LISTED ENTRIES:
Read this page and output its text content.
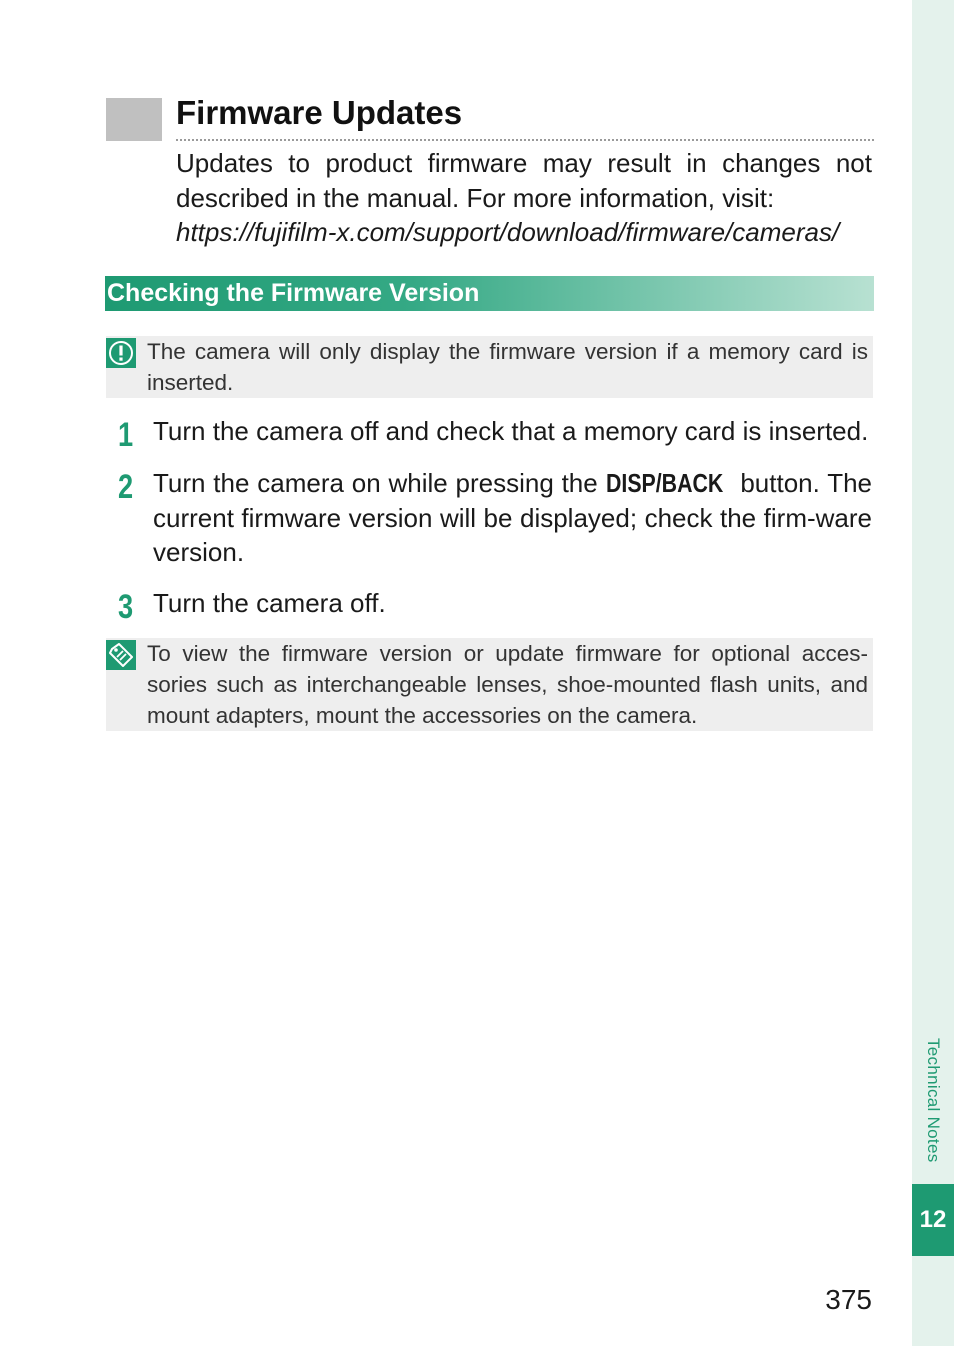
Technical Notes
12
Firmware Updates

Updates to product firmware may result in changes not described in the manual. For more information, visit:
https://fujifilm-x.com/support/download/firmware/cameras/

Checking the Firmware Version

The camera will only display the firmware version if a memory card is inserted.

1 Turn the camera off and check that a memory card is inserted.

2 Turn the camera on while pressing the DISP/BACK button. The current firmware version will be displayed; check the firm-ware version.

3 Turn the camera off.

To view the firmware version or update firmware for optional acces-sories such as interchangeable lenses, shoe-mounted flash units, and mount adapters, mount the accessories on the camera.

375
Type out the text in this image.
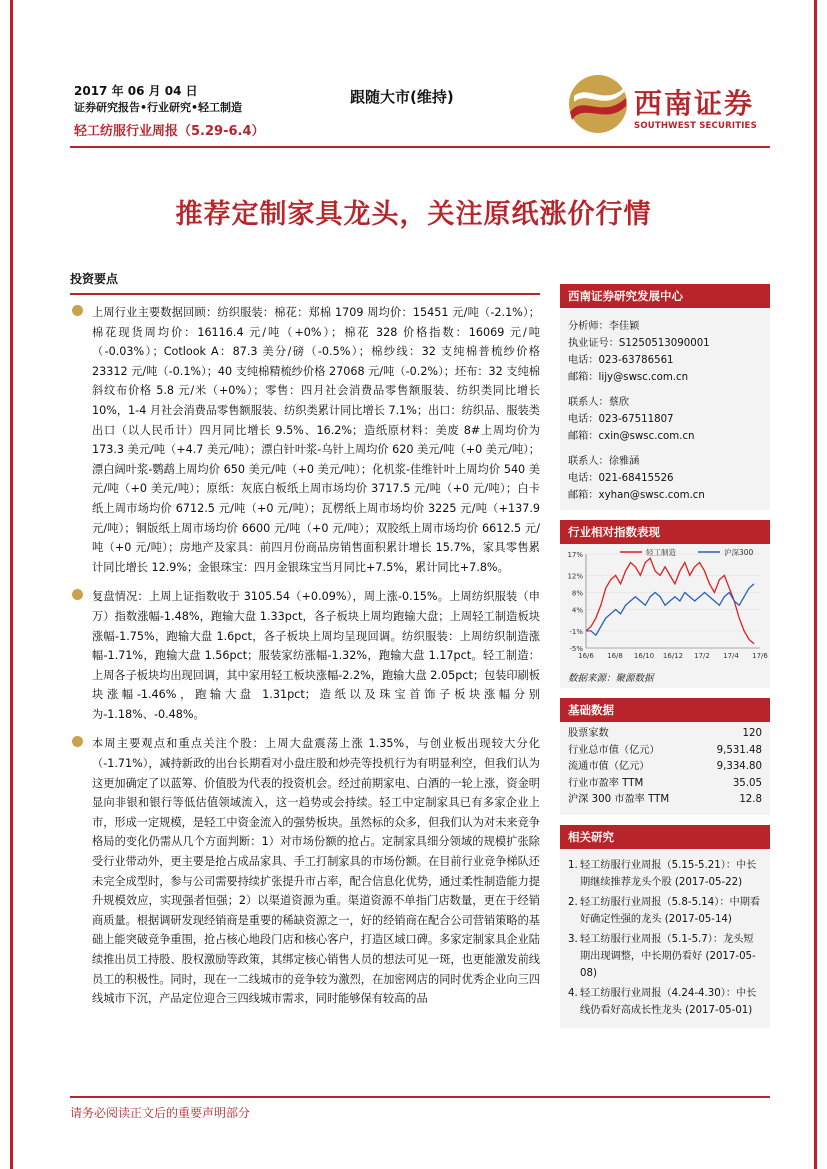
2017 年 06 月 04 日
证券研究报告•行业研究•轻工制造
轻工纺服行业周报（5.29-6.4）
跟随大市(维持)	西南证券
SOUTHWEST SECURITIES
推荐定制家具龙头，关注原纸涨价行情
投资要点
上周行业主要数据回顾：纺织服装：棉花：郑棉 1709 周均价：15451 元/吨（-2.1%）；棉花现货周均价：16116.4 元/吨（+0%）；棉花 328 价格指数：16069 元/吨（-0.03%）；Cotlook A：87.3 美分/磅（-0.5%）；棉纱线：32 支纯棉普梳纱价格 23312 元/吨（-0.1%）；40 支纯棉精梳纱价格 27068 元/吨（-0.2%）；坯布：32 支纯棉斜纹布价格 5.8 元/米（+0%）；零售：四月社会消费品零售额服装、纺织类同比增长 10%，1-4 月社会消费品零售额服装、纺织类累计同比增长 7.1%；出口：纺织品、服装类出口（以人民币计）四月同比增长 9.5%、16.2%；造纸原材料：美废 8#上周均价为 173.3 美元/吨（+4.7 美元/吨）；漂白针叶浆-乌针上周均价 620 美元/吨（+0 美元/吨）；漂白阔叶浆-鹦鹉上周均价 650 美元/吨（+0 美元/吨）；化机浆-佳维针叶上周均价 540 美元/吨（+0 美元/吨）；原纸：灰底白板纸上周市场均价 3717.5 元/吨（+0 元/吨）；白卡纸上周市场均价 6712.5 元/吨（+0 元/吨）；瓦楞纸上周市场均价 3225 元/吨（+137.9 元/吨）；铜版纸上周市场均价 6600 元/吨（+0 元/吨）；双胶纸上周市场均价 6612.5 元/吨（+0 元/吨）；房地产及家具：前四月份商品房销售面积累计增长 15.7%，家具零售累计同比增长 12.9%；金银珠宝：四月金银珠宝当月同比+7.5%，累计同比+7.8%。
复盘情况：上周上证指数收于 3105.54（+0.09%），周上涨-0.15%。上周纺织服装（申万）指数涨幅-1.48%，跑输大盘 1.33pct，各子板块上周均跑输大盘；上周轻工制造板块涨幅-1.75%，跑输大盘 1.6pct，各子板块上周均呈现回调。纺织服装：上周纺织制造涨幅-1.71%，跑输大盘 1.56pct；服装家纺涨幅-1.32%，跑输大盘 1.17pct。轻工制造：上周各子板块均出现回调，其中家用轻工板块涨幅-2.2%，跑输大盘 2.05pct；包装印刷板块涨幅-1.46%，跑输大盘 1.31pct；造纸以及珠宝首饰子板块涨幅分别为-1.18%、-0.48%。
本周主要观点和重点关注个股：上周大盘震荡上涨 1.35%，与创业板出现较大分化（-1.71%），减持新政的出台长期看对小盘庄股和炒壳等投机行为有明显利空，但我们认为这更加确定了以蓝筹、价值股为代表的投资机会。经过前期家电、白酒的一轮上涨，资金明显向非银和银行等低估值领域流入，这一趋势或会持续。轻工中定制家具已有多家企业上市，形成一定规模，是轻工中资金流入的强势板块。虽然标的众多，但我们认为对未来竞争格局的变化仍需从几个方面判断：1）对市场份额的抢占。定制家具细分领域的规模扩张除受行业带动外，更主要是抢占成品家具、手工打制家具的市场份额。在目前行业竞争梯队还未完全成型时，参与公司需要持续扩张提升市占率，配合信息化优势，通过柔性制造能力提升规模效应，实现强者恒强；2）以渠道资源为重。渠道资源不单指门店数量，更在于经销商质量。根据调研发现经销商是重要的稀缺资源之一，好的经销商在配合公司营销策略的基础上能突破竞争重围，抢占核心地段门店和核心客户，打造区域口碑。多家定制家具企业陆续推出员工持股、股权激励等政策，其绑定核心销售人员的想法可见一斑，也更能激发前线员工的积极性。同时，现在一二线城市的竞争较为激烈，在加密网店的同时优秀企业向三四线城市下沉，产品定位迎合三四线城市需求，同时能够保有较高的品
西南证券研究发展中心
分析师：李佳颖
执业证号：S1250513090001
电话：023-63786561
邮箱：lijy@swsc.com.cn
联系人：蔡欣
电话：023-67511807
邮箱：cxin@swsc.com.cn
联系人：徐雅涵
电话：021-68415526
邮箱：xyhan@swsc.com.cn
行业相对指数表现
17%
12%
8%
4%
-1%
-5%
16/6 16/8 16/10 16/12 17/2 17/4 17/6
轻工制造	沪深300
数据来源：聚源数据
基础数据
股票家数	120
行业总市值（亿元）	9,531.48
流通市值（亿元）	9,334.80
行业市盈率 TTM	35.05
沪深 300 市盈率 TTM	12.8
相关研究
1. 轻工纺服行业周报（5.15-5.21）：中长期继续推荐龙头个股 (2017-05-22)
2. 轻工纺服行业周报（5.8-5.14）：中期看好确定性强的龙头 (2017-05-14)
3. 轻工纺服行业周报（5.1-5.7）：龙头短期出现调整，中长期仍看好 (2017-05-08)
4. 轻工纺服行业周报（4.24-4.30）：中长线仍看好高成长性龙头 (2017-05-01)
请务必阅读正文后的重要声明部分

DO THIS:
Repeat verbatim all the material, but not the pictures.

TASK ANSWER:
Read this page and output its text content.
Technical Notes
12
Firmware Updates

Updates to product firmware may result in changes not described in the manual. For more information, visit:
https://fujifilm-x.com/support/download/firmware/cameras/

Checking the Firmware Version

The camera will only display the firmware version if a memory card is inserted.

1 Turn the camera off and check that a memory card is inserted.

2 Turn the camera on while pressing the DISP/BACK button. The current firmware version will be displayed; check the firm-ware version.

3 Turn the camera off.

To view the firmware version or update firmware for optional acces-sories such as interchangeable lenses, shoe-mounted flash units, and mount adapters, mount the accessories on the camera.

375
Type out the text in this image.
2017 年 06 月 04 日
证券研究报告•行业研究•轻工制造
轻工纺服行业周报（5.29-6.4）
跟随大市(维持)	西南证券
SOUTHWEST SECURITIES
推荐定制家具龙头，关注原纸涨价行情
投资要点
上周行业主要数据回顾：纺织服装：棉花：郑棉 1709 周均价：15451 元/吨（-2.1%）；棉花现货周均价：16116.4 元/吨（+0%）；棉花 328 价格指数：16069 元/吨（-0.03%）；Cotlook A：87.3 美分/磅（-0.5%）；棉纱线：32 支纯棉普梳纱价格 23312 元/吨（-0.1%）；40 支纯棉精梳纱价格 27068 元/吨（-0.2%）；坯布：32 支纯棉斜纹布价格 5.8 元/米（+0%）；零售：四月社会消费品零售额服装、纺织类同比增长 10%，1-4 月社会消费品零售额服装、纺织类累计同比增长 7.1%；出口：纺织品、服装类出口（以人民币计）四月同比增长 9.5%、16.2%；造纸原材料：美废 8#上周均价为 173.3 美元/吨（+4.7 美元/吨）；漂白针叶浆-乌针上周均价 620 美元/吨（+0 美元/吨）；漂白阔叶浆-鹦鹉上周均价 650 美元/吨（+0 美元/吨）；化机浆-佳维针叶上周均价 540 美元/吨（+0 美元/吨）；原纸：灰底白板纸上周市场均价 3717.5 元/吨（+0 元/吨）；白卡纸上周市场均价 6712.5 元/吨（+0 元/吨）；瓦楞纸上周市场均价 3225 元/吨（+137.9 元/吨）；铜版纸上周市场均价 6600 元/吨（+0 元/吨）；双胶纸上周市场均价 6612.5 元/吨（+0 元/吨）；房地产及家具：前四月份商品房销售面积累计增长 15.7%，家具零售累计同比增长 12.9%；金银珠宝：四月金银珠宝当月同比+7.5%，累计同比+7.8%。
复盘情况：上周上证指数收于 3105.54（+0.09%），周上涨-0.15%。上周纺织服装（申万）指数涨幅-1.48%，跑输大盘 1.33pct，各子板块上周均跑输大盘；上周轻工制造板块涨幅-1.75%，跑输大盘 1.6pct，各子板块上周均呈现回调。纺织服装：上周纺织制造涨幅-1.71%，跑输大盘 1.56pct；服装家纺涨幅-1.32%，跑输大盘 1.17pct。轻工制造：上周各子板块均出现回调，其中家用轻工板块涨幅-2.2%，跑输大盘 2.05pct；包装印刷板块涨幅-1.46%，跑输大盘 1.31pct；造纸以及珠宝首饰子板块涨幅分别为-1.18%、-0.48%。
本周主要观点和重点关注个股：上周大盘震荡上涨 1.35%，与创业板出现较大分化（-1.71%），减持新政的出台长期看对小盘庄股和炒壳等投机行为有明显利空，但我们认为这更加确定了以蓝筹、价值股为代表的投资机会。经过前期家电、白酒的一轮上涨，资金明显向非银和银行等低估值领域流入，这一趋势或会持续。轻工中定制家具已有多家企业上市，形成一定规模，是轻工中资金流入的强势板块。虽然标的众多，但我们认为对未来竞争格局的变化仍需从几个方面判断：1）对市场份额的抢占。定制家具细分领域的规模扩张除受行业带动外，更主要是抢占成品家具、手工打制家具的市场份额。在目前行业竞争梯队还未完全成型时，参与公司需要持续扩张提升市占率，配合信息化优势，通过柔性制造能力提升规模效应，实现强者恒强；2）以渠道资源为重。渠道资源不单指门店数量，更在于经销商质量。根据调研发现经销商是重要的稀缺资源之一，好的经销商在配合公司营销策略的基础上能突破竞争重围，抢占核心地段门店和核心客户，打造区域口碑。多家定制家具企业陆续推出员工持股、股权激励等政策，其绑定核心销售人员的想法可见一斑，也更能激发前线员工的积极性。同时，现在一二线城市的竞争较为激烈，在加密网店的同时优秀企业向三四线城市下沉，产品定位迎合三四线城市需求，同时能够保有较高的品
西南证券研究发展中心
分析师：李佳颖
执业证号：S1250513090001
电话：023-63786561
邮箱：lijy@swsc.com.cn
联系人：蔡欣
电话：023-67511807
邮箱：cxin@swsc.com.cn
联系人：徐雅涵
电话：021-68415526
邮箱：xyhan@swsc.com.cn
行业相对指数表现
17%
12%
8%
4%
-1%
-5%
16/6 16/8 16/10 16/12 17/2 17/4 17/6
轻工制造	沪深300
数据来源：聚源数据
基础数据
股票家数	120
行业总市值（亿元）	9,531.48
流通市值（亿元）	9,334.80
行业市盈率 TTM	35.05
沪深 300 市盈率 TTM	12.8
相关研究
1. 轻工纺服行业周报（5.15-5.21）：中长期继续推荐龙头个股 (2017-05-22)
2. 轻工纺服行业周报（5.8-5.14）：中期看好确定性强的龙头 (2017-05-14)
3. 轻工纺服行业周报（5.1-5.7）：龙头短期出现调整，中长期仍看好 (2017-05-08)
4. 轻工纺服行业周报（4.24-4.30）：中长线仍看好高成长性龙头 (2017-05-01)
请务必阅读正文后的重要声明部分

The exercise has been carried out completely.